- [EXCERPTED TEXT]:
==================================================

So for this option, there's also some variability in terms of upside for the prefs depending on how the Newcos are capitalized. 

 

What if the government says, we are not going to help recapitalize Newco with cash + secs at par value.  Instead, we'll give you $0.30 on the dollar in cash + secs, with the remaining $0.70 being exchanged for the operating assets.  That gets us to roughly $10.4 billion of cash and securities contributed by the government in order to resolve the litigation and set into play a restructuring of the entire mortgage market.  Newcos will also get additional capital from the proposed rights offering.  Because Newcos will definitely be smaller than as proposed, there will need to be a number of other MBS insurers that are lined up to ensure that all securitizations from the common securitization platform can be insured.

==================================================

- [EXERCISES]:
[1] In the listing, please transcribe the lines starting with the line containing "Decompose this screenshot" and going on through the line containing "count-circle: 103 bbox=[1486, 351, 1714, 579]", leaving out any pictures.
[2] Pick up the passage on recapitalizing the Newcos after its last sentence and carry it forward.
The passage on recapitalizing the Newcos and the listing have no connection to each other.

- [SUPPLIED DATA]:
==================================================

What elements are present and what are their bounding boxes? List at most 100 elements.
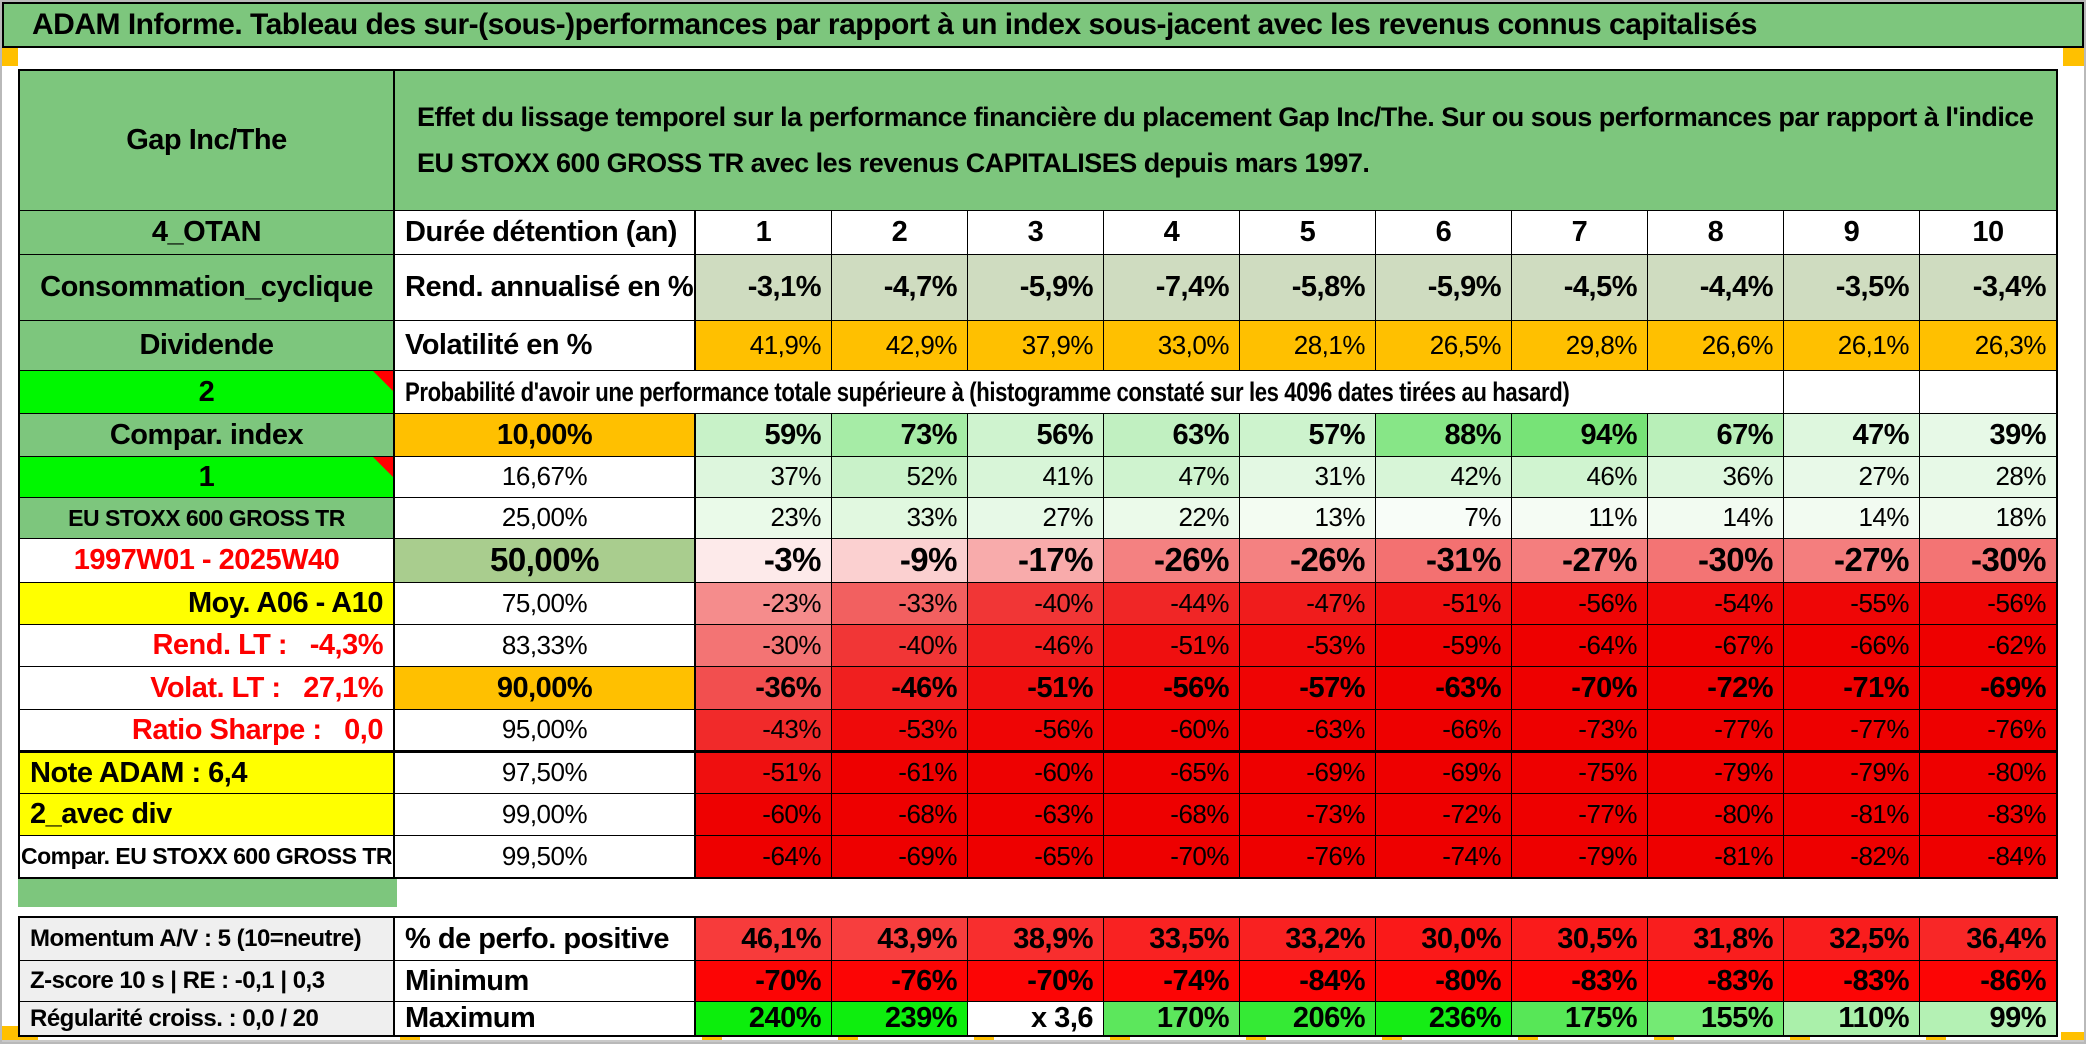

==================================================

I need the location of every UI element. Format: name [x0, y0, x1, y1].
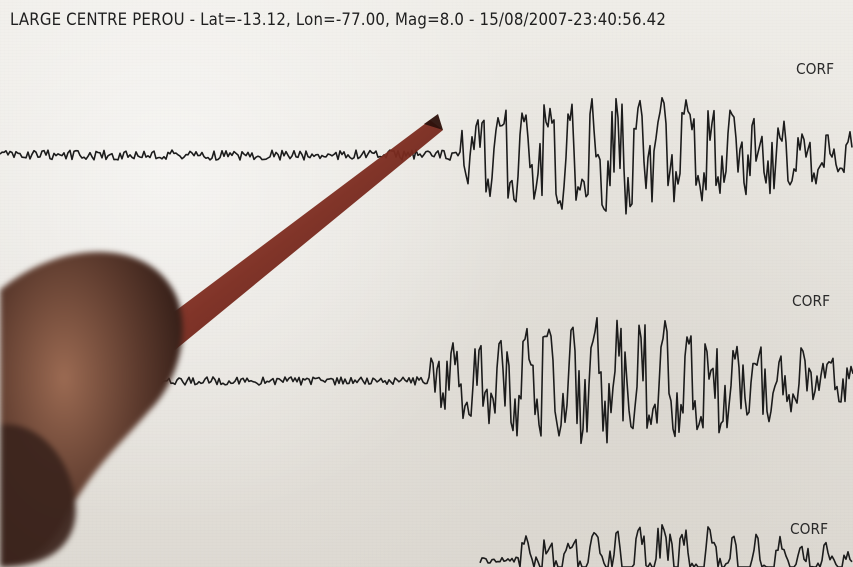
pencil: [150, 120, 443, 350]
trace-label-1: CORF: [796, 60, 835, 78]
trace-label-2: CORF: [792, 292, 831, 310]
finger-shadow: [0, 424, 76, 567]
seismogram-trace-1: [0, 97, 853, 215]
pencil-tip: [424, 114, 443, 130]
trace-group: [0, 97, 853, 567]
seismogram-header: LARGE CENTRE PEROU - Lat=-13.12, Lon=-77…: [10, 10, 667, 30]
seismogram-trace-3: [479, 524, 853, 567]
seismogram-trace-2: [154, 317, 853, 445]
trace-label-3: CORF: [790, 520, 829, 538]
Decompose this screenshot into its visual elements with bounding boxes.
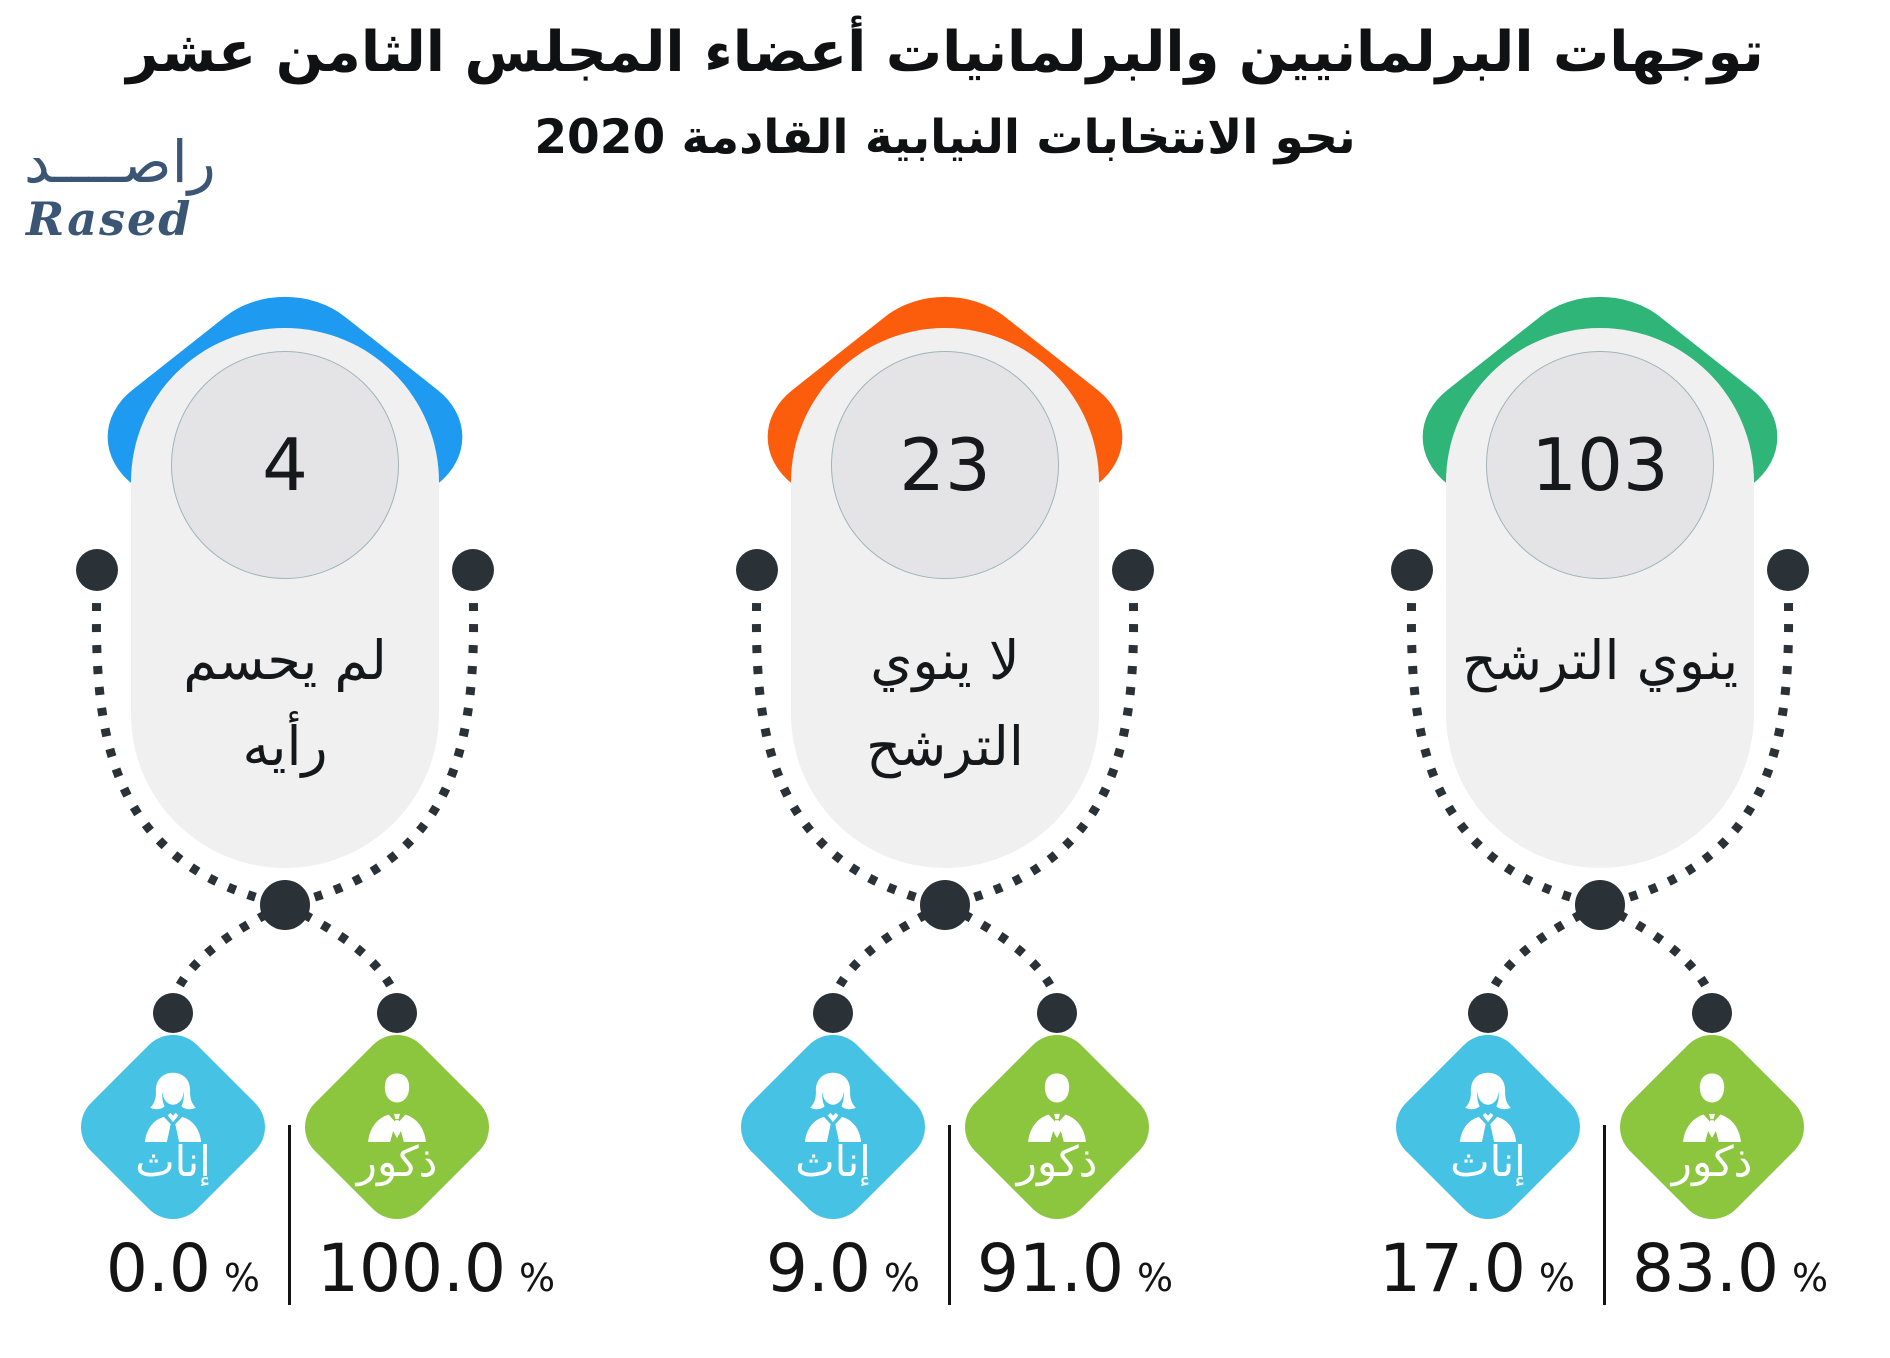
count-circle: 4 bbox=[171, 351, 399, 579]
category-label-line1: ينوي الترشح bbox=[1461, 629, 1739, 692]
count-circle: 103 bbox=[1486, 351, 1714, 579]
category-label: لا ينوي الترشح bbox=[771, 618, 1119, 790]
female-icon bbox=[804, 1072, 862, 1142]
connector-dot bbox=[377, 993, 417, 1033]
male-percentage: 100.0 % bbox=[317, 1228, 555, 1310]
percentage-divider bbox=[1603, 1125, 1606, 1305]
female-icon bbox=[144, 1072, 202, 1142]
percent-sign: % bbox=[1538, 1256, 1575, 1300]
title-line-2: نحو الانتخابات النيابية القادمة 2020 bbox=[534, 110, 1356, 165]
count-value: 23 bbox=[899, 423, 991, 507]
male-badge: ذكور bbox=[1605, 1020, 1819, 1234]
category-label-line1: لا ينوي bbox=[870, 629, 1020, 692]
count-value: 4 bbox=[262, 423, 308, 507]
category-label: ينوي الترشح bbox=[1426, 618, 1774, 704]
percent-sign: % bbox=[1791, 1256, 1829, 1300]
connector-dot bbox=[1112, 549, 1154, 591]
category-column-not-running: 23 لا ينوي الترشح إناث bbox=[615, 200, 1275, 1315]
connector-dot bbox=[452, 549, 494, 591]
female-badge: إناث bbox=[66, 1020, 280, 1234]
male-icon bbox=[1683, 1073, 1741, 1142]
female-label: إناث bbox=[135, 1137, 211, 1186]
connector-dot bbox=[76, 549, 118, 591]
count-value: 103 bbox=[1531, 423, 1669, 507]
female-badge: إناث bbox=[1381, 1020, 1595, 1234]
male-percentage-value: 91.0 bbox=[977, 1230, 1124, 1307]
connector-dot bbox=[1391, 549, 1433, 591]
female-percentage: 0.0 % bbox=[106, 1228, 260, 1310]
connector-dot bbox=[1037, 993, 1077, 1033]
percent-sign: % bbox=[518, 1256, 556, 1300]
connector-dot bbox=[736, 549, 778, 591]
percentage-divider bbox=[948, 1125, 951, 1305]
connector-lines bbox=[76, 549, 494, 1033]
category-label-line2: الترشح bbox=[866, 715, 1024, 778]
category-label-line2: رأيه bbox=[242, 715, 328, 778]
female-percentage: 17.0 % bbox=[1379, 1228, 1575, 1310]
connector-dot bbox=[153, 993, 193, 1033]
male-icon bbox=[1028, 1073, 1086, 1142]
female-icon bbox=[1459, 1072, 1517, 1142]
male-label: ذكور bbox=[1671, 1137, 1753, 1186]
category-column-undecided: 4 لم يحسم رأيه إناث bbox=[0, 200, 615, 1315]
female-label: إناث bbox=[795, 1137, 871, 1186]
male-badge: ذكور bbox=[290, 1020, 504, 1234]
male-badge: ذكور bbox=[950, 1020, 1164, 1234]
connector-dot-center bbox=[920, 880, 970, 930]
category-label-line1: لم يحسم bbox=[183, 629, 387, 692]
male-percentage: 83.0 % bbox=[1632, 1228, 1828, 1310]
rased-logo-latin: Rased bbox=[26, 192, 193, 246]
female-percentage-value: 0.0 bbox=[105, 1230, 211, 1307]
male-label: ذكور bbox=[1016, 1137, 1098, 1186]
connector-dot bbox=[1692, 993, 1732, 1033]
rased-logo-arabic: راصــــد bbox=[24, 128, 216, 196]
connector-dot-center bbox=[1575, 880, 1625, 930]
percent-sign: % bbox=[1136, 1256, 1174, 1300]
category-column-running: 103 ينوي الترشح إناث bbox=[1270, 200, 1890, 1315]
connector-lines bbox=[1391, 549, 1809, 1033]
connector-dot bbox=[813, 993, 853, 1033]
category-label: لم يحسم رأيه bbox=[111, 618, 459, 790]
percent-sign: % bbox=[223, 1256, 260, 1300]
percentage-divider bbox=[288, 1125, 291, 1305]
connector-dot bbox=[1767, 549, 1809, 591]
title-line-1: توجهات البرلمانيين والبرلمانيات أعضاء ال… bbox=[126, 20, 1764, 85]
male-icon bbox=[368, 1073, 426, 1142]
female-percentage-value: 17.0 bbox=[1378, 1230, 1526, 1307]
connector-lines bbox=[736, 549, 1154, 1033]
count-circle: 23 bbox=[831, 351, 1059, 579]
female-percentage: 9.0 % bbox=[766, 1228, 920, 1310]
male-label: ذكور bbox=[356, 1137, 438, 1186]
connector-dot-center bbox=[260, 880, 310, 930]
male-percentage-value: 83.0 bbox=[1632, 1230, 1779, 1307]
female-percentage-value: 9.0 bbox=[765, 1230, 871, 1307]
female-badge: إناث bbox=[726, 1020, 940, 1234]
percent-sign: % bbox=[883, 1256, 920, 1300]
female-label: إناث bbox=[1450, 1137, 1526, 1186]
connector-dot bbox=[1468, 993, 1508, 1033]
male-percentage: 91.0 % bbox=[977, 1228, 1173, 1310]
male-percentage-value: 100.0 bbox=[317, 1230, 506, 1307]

==================================================

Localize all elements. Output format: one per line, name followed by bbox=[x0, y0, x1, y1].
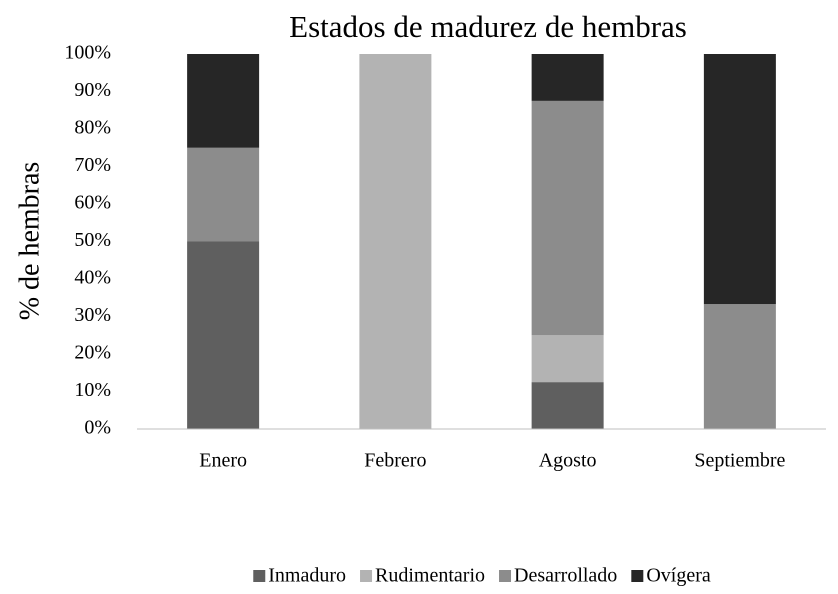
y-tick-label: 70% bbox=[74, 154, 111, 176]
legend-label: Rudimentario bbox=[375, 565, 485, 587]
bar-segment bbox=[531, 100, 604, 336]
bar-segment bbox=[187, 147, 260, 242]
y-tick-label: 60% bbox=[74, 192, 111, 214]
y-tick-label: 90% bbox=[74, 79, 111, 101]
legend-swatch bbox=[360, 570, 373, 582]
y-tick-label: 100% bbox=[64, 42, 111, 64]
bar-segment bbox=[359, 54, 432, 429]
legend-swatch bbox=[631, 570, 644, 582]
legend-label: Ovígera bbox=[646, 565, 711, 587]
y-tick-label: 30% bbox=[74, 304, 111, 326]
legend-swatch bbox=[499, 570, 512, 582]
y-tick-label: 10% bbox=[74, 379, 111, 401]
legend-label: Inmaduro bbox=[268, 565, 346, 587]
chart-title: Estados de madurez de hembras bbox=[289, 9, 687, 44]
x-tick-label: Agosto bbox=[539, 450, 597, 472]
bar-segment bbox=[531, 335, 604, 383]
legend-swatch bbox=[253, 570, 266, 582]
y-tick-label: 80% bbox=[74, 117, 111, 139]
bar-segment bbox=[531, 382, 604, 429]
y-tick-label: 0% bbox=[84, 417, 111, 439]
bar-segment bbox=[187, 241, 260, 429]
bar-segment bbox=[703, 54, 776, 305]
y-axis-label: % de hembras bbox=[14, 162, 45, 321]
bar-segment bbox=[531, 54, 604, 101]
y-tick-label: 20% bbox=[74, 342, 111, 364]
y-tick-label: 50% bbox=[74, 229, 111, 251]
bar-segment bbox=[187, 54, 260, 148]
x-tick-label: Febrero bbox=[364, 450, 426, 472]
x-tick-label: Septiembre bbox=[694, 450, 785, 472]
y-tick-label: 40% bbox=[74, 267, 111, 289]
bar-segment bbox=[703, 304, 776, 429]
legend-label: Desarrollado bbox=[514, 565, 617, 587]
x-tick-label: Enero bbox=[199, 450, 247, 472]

==================================================

- [ANSWERS PROVIDED]:
[1]
Decompose this screenshot into its visual elements with bounding boxes.
count-circle: 4 bbox=[171, 351, 399, 579]
category-label-line1: ينوي الترشح bbox=[1461, 629, 1739, 692]
count-circle: 103 bbox=[1486, 351, 1714, 579]

[2]
The key is that the $10.4 billion cash outflow by the gov is really in exchange to resolve the restructuring of the mortgage market on an expedited basis.  And it's more than covered by the divs, cash sweep, and cash generated from the run-off portfolio.

 

Makes sense to me, but will the politics of all this work out?

 

----------

 

In addition to F&F secs, it seems to me there are a number of ways to play this changing market. 

 

AIG is one way, as they could have UGC participate as an MBS insurer.  And then spinoff, perhaps?

 

MBI is another.  MBIA Insurance stands for mortgage bond insurance (instead of municipal bond insurance) after being recapitalized as a JV between MBIA Corp and someone else (maybe Warburg Pincus).

 

ORI and other MI providers could be another way to go depending on how the PMI market evolves in the wake of F&F dismantling.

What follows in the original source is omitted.